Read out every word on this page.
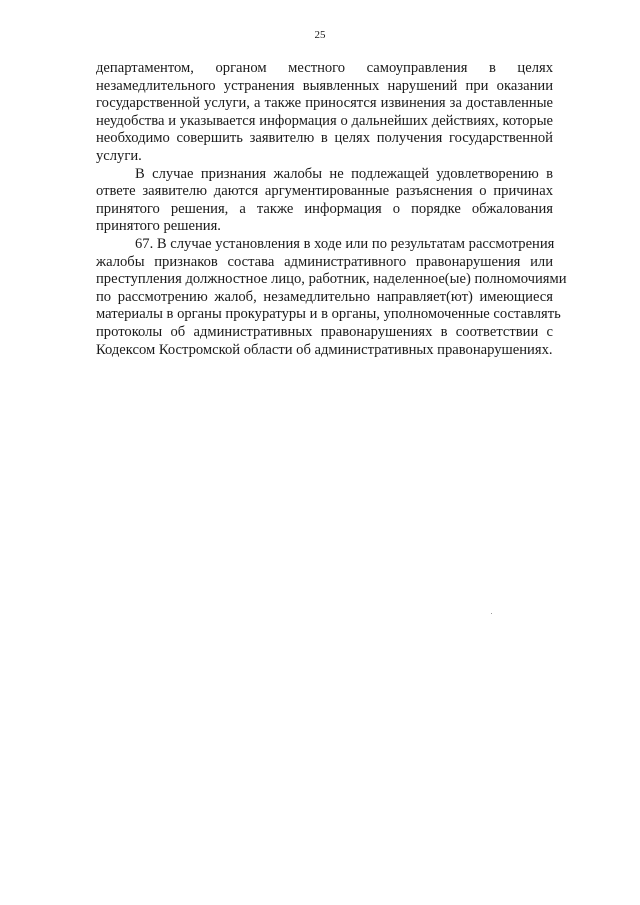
25
департаментом, органом местного самоуправления в целях
незамедлительного устранения выявленных нарушений при оказании
государственной услуги, а также приносятся извинения за доставленные
неудобства и указывается информация о дальнейших действиях, которые
необходимо совершить заявителю в целях получения государственной
услуги.
В случае признания жалобы не подлежащей удовлетворению в
ответе заявителю даются аргументированные разъяснения о причинах
принятого решения, а также информация о порядке обжалования
принятого решения.
67. В случае установления в ходе или по результатам рассмотрения
жалобы признаков состава административного правонарушения или
преступления должностное лицо, работник, наделенное(ые) полномочиями
по рассмотрению жалоб, незамедлительно направляет(ют) имеющиеся
материалы в органы прокуратуры и в органы, уполномоченные составлять
протоколы об административных правонарушениях в соответствии с
Кодексом Костромской области об административных правонарушениях.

......

### TO BE DONE
Extract all lines of the records above that include "решения".

### SOLVED EXERCISE
принятого решения, а также информация о порядке обжалования
принятого решения.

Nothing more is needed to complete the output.